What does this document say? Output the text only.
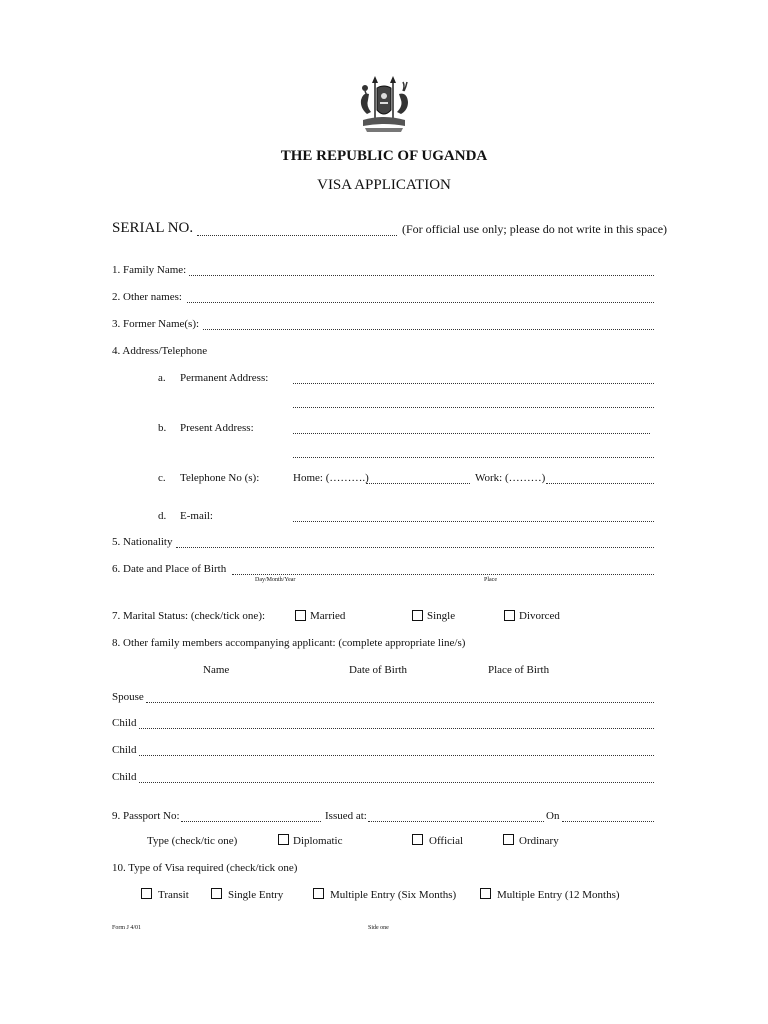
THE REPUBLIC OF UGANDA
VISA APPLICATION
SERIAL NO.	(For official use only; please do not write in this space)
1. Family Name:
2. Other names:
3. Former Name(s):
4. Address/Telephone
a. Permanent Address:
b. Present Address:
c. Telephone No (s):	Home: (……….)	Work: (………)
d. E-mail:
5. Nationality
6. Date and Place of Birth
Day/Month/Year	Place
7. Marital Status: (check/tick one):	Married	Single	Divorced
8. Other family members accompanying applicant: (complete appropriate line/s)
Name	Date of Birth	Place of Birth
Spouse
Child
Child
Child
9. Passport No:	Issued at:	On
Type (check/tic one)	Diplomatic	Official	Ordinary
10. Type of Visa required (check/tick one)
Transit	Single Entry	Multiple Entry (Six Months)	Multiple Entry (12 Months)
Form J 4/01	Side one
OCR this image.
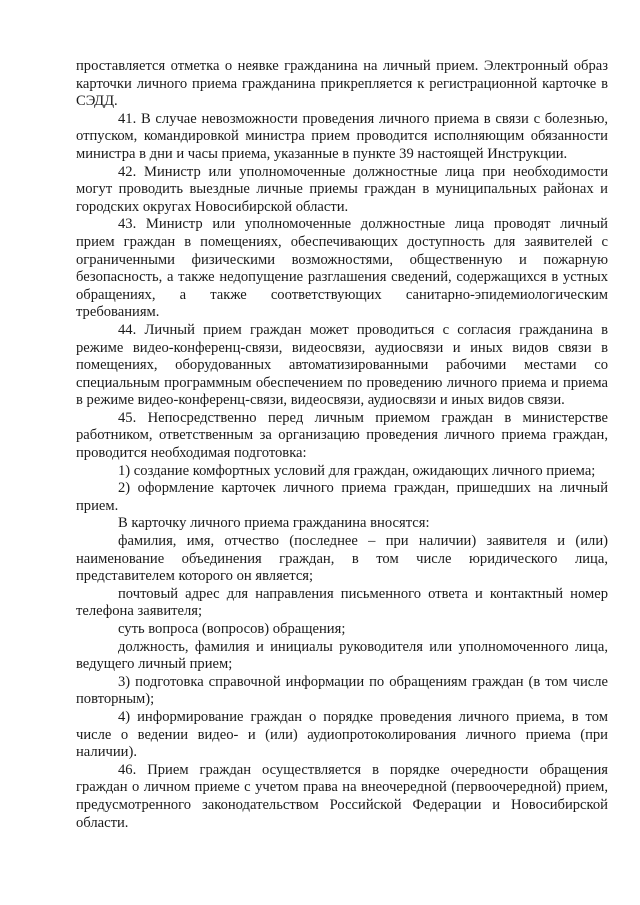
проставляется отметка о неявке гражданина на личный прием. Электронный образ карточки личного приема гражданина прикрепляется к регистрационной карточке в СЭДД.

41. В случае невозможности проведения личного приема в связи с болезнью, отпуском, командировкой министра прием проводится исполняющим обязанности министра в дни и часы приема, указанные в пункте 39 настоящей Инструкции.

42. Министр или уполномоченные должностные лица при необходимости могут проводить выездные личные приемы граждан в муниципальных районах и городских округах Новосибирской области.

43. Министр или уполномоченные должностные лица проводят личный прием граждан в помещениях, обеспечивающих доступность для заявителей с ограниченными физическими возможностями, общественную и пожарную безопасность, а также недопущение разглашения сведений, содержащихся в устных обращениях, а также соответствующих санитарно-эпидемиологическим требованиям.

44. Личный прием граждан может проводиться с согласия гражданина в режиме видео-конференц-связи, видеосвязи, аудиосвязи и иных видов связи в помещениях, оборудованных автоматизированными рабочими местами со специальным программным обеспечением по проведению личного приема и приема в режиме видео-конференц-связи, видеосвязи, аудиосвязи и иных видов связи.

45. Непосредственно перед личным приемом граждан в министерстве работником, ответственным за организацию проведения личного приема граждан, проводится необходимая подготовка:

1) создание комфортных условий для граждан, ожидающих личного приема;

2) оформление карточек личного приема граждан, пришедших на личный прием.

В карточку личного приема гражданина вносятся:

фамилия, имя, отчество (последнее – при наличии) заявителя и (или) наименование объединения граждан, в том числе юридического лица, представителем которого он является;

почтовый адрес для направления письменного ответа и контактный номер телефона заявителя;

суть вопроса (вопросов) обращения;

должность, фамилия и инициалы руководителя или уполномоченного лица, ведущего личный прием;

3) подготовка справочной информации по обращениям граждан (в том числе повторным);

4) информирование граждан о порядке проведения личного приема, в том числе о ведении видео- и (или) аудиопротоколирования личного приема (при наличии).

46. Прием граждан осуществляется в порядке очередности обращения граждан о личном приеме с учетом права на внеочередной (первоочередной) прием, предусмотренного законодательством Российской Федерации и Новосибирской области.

---

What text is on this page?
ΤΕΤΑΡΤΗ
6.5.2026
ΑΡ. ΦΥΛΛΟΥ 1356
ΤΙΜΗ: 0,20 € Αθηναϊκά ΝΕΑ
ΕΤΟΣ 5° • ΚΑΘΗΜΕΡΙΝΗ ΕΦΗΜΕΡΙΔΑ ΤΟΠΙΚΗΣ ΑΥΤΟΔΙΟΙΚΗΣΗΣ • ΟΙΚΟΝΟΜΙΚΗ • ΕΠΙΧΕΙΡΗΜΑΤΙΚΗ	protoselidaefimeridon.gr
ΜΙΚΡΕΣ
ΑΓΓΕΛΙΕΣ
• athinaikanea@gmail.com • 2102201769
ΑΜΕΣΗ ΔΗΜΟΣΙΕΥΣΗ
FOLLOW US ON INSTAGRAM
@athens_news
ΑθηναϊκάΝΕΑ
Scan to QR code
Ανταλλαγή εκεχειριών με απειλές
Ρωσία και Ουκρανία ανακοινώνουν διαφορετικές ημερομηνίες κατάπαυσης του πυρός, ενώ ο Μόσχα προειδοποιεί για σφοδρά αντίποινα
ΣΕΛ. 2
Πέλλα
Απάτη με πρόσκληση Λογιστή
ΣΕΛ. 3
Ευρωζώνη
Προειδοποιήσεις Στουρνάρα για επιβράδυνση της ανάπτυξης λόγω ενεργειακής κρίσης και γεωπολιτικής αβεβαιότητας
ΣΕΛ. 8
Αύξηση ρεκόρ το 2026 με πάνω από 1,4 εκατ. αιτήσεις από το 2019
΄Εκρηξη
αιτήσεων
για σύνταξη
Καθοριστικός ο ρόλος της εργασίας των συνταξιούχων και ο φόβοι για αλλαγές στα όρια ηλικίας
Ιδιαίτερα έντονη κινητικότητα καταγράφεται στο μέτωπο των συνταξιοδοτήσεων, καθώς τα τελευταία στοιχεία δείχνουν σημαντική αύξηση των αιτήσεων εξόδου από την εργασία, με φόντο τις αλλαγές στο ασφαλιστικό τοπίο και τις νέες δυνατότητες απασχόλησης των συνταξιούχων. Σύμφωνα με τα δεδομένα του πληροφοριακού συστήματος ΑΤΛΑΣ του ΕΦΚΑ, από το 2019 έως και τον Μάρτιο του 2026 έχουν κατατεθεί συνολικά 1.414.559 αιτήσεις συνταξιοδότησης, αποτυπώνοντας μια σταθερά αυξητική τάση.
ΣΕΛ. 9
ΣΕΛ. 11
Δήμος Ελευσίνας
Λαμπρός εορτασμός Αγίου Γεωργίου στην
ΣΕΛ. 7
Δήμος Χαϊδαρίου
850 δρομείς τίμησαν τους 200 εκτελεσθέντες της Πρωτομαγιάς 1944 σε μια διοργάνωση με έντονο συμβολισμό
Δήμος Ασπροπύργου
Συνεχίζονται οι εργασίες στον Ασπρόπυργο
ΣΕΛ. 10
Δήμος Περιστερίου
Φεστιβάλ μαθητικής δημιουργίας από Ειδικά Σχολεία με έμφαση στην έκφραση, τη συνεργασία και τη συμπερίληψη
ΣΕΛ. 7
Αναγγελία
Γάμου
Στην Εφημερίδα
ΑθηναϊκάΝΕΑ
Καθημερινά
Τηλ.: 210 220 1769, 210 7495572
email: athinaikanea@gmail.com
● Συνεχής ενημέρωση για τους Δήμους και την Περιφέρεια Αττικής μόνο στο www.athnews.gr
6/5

---

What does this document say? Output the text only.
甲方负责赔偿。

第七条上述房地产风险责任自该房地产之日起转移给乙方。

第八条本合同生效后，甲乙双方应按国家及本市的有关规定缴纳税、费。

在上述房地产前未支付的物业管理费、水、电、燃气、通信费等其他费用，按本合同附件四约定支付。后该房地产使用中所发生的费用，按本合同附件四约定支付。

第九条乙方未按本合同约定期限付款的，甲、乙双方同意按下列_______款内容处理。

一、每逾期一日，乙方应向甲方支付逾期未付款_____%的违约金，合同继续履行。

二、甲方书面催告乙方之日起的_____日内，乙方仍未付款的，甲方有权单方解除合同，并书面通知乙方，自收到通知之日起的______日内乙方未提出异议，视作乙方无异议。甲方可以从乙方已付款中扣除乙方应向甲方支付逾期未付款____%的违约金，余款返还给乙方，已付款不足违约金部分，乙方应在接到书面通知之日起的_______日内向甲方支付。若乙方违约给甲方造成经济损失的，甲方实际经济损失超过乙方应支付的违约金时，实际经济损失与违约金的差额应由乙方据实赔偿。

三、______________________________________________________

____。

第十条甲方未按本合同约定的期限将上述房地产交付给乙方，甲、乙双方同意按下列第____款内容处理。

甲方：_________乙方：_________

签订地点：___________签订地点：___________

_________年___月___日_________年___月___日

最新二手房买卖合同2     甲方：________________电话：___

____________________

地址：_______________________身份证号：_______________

• _The task_: Pull out each line of the records holding the string "Birth".

• _Reply to the task_:
6. Date and Place of Birth
Name	Date of Birth	Place of Birth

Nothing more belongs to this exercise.